— INFORMATION PROVIDED —

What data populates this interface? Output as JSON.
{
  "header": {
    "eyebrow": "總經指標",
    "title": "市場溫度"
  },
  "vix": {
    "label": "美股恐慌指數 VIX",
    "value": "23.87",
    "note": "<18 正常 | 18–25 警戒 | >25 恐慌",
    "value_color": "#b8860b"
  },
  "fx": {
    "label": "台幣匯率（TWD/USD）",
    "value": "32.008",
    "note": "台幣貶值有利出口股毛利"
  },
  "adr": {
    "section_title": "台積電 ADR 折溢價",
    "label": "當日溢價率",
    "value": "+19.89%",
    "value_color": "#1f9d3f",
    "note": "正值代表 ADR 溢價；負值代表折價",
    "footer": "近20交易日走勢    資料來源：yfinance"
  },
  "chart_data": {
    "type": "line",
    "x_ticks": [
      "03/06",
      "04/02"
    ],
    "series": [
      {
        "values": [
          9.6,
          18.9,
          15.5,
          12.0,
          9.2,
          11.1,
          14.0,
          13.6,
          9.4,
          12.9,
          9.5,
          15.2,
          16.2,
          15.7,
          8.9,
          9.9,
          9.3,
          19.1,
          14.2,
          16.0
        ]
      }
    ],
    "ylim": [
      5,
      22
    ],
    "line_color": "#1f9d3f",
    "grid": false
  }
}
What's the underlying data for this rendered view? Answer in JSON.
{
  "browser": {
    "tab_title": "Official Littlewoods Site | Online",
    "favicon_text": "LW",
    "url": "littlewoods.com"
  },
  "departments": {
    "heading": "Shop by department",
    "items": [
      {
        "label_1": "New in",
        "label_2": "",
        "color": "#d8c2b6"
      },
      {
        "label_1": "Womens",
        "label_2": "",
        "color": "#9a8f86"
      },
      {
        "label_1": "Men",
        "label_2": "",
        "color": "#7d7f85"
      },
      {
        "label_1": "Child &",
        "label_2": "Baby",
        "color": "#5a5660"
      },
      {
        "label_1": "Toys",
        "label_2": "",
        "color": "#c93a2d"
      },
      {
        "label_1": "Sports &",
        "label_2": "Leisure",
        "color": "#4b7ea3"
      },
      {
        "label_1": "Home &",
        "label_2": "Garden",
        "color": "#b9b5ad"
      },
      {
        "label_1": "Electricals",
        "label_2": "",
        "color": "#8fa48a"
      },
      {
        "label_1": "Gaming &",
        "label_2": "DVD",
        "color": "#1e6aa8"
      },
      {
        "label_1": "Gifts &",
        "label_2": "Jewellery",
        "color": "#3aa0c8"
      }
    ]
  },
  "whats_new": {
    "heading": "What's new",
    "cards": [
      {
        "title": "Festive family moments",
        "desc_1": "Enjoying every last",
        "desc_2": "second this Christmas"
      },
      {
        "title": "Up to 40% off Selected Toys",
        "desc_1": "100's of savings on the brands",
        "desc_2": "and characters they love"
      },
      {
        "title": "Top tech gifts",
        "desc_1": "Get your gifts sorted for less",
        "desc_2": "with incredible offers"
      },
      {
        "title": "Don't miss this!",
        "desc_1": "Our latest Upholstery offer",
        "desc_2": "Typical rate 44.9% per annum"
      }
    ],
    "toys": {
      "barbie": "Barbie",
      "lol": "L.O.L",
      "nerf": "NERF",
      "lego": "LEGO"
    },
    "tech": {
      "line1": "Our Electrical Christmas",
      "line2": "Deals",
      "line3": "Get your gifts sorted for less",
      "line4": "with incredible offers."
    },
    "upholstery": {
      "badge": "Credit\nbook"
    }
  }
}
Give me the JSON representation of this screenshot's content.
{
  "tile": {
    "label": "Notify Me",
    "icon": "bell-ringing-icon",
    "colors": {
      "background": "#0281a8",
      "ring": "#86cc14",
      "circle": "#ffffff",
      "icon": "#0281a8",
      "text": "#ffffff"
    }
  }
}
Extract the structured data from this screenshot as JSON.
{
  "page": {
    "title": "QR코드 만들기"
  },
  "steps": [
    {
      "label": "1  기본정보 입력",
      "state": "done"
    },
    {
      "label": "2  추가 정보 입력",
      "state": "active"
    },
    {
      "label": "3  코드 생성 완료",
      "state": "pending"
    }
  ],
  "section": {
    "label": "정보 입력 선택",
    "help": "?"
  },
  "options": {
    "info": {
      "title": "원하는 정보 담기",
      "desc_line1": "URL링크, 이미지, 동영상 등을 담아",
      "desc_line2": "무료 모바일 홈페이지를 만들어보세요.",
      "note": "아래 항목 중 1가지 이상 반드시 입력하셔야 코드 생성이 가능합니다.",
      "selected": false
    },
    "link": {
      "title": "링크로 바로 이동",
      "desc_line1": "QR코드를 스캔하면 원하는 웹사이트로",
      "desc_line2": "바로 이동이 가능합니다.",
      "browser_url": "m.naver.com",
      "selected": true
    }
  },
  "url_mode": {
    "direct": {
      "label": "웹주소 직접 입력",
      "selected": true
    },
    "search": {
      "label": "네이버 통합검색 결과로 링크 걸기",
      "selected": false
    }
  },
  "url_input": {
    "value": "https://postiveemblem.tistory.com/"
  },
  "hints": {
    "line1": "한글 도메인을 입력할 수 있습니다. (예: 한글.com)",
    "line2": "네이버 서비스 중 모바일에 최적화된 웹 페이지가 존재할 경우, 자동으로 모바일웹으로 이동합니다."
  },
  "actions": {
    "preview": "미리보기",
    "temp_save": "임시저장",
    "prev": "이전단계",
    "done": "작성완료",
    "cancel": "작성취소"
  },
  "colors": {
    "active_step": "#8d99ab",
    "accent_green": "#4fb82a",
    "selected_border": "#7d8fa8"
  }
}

— THE EXERCISE —
Reply with one number: the count of lines in the entries that include the word "offers".

— RESULT OF THIS EXERCISE —
2